What this task involves: Locate all lines in the data below that hold "meta" and show them.

-- BEGIN Material provided --

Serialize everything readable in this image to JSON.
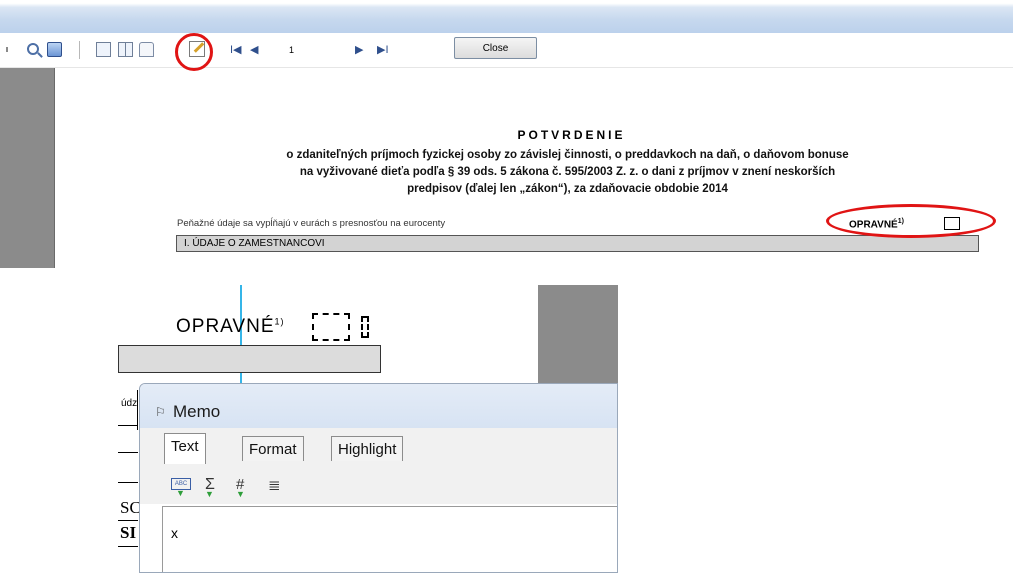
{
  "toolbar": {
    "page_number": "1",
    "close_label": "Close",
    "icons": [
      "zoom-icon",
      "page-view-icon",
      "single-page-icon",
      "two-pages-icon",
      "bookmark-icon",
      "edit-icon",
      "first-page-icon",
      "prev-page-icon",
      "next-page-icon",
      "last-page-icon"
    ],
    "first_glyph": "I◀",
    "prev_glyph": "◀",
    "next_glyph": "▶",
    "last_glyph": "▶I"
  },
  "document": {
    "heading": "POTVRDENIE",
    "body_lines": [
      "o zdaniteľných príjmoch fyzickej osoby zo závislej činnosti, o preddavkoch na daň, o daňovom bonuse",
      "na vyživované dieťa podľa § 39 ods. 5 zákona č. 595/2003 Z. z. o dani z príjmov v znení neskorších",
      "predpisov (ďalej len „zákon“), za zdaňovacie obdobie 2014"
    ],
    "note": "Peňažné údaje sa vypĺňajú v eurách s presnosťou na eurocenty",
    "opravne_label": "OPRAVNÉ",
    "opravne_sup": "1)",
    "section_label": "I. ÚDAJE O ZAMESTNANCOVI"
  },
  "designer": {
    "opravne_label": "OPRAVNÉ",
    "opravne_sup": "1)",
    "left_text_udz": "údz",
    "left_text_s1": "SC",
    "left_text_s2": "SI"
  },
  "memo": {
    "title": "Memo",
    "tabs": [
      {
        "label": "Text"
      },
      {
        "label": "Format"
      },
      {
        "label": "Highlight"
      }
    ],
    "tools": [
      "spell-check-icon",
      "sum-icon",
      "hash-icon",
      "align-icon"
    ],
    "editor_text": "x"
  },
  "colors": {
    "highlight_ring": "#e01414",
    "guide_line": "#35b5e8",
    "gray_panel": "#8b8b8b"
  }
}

-- END Material provided --
-- BEGIN Material provided --

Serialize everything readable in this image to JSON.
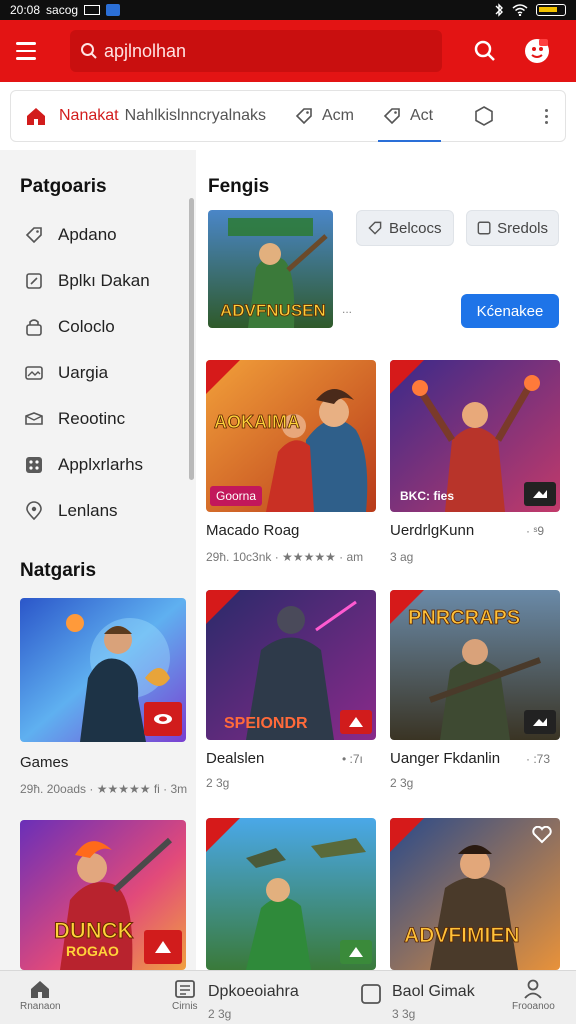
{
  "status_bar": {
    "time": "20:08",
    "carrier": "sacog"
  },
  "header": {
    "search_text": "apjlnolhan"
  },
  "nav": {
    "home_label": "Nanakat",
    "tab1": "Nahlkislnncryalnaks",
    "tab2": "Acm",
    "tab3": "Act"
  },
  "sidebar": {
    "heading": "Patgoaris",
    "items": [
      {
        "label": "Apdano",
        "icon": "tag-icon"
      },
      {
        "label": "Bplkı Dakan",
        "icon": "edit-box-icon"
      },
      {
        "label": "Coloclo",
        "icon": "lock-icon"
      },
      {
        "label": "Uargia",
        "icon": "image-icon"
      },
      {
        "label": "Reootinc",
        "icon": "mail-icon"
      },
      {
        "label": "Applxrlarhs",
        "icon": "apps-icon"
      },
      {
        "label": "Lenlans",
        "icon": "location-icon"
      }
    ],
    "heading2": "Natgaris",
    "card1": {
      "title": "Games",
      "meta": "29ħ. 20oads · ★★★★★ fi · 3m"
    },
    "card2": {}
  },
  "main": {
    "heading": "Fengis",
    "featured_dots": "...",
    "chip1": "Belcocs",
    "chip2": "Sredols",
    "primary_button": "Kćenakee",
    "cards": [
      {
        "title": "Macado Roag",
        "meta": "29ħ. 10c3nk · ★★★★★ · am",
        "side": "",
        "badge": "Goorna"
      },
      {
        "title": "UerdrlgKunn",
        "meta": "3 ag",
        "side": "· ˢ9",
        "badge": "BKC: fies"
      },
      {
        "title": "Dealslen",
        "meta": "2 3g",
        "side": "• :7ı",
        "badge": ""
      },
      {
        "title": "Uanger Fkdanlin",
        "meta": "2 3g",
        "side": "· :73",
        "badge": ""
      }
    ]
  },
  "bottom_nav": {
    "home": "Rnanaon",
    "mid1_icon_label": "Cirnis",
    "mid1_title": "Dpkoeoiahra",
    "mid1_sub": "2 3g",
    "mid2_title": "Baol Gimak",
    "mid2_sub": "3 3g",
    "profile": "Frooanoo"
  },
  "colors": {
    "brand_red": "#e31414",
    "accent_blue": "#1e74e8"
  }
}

-- END Material provided --

Correct response:
      "meta": "29ħ. 20oads · ★★★★★ fi · 3m"
        "meta": "29ħ. 10c3nk · ★★★★★ · am",
        "meta": "3 ag",
        "meta": "2 3g",
        "meta": "2 3g",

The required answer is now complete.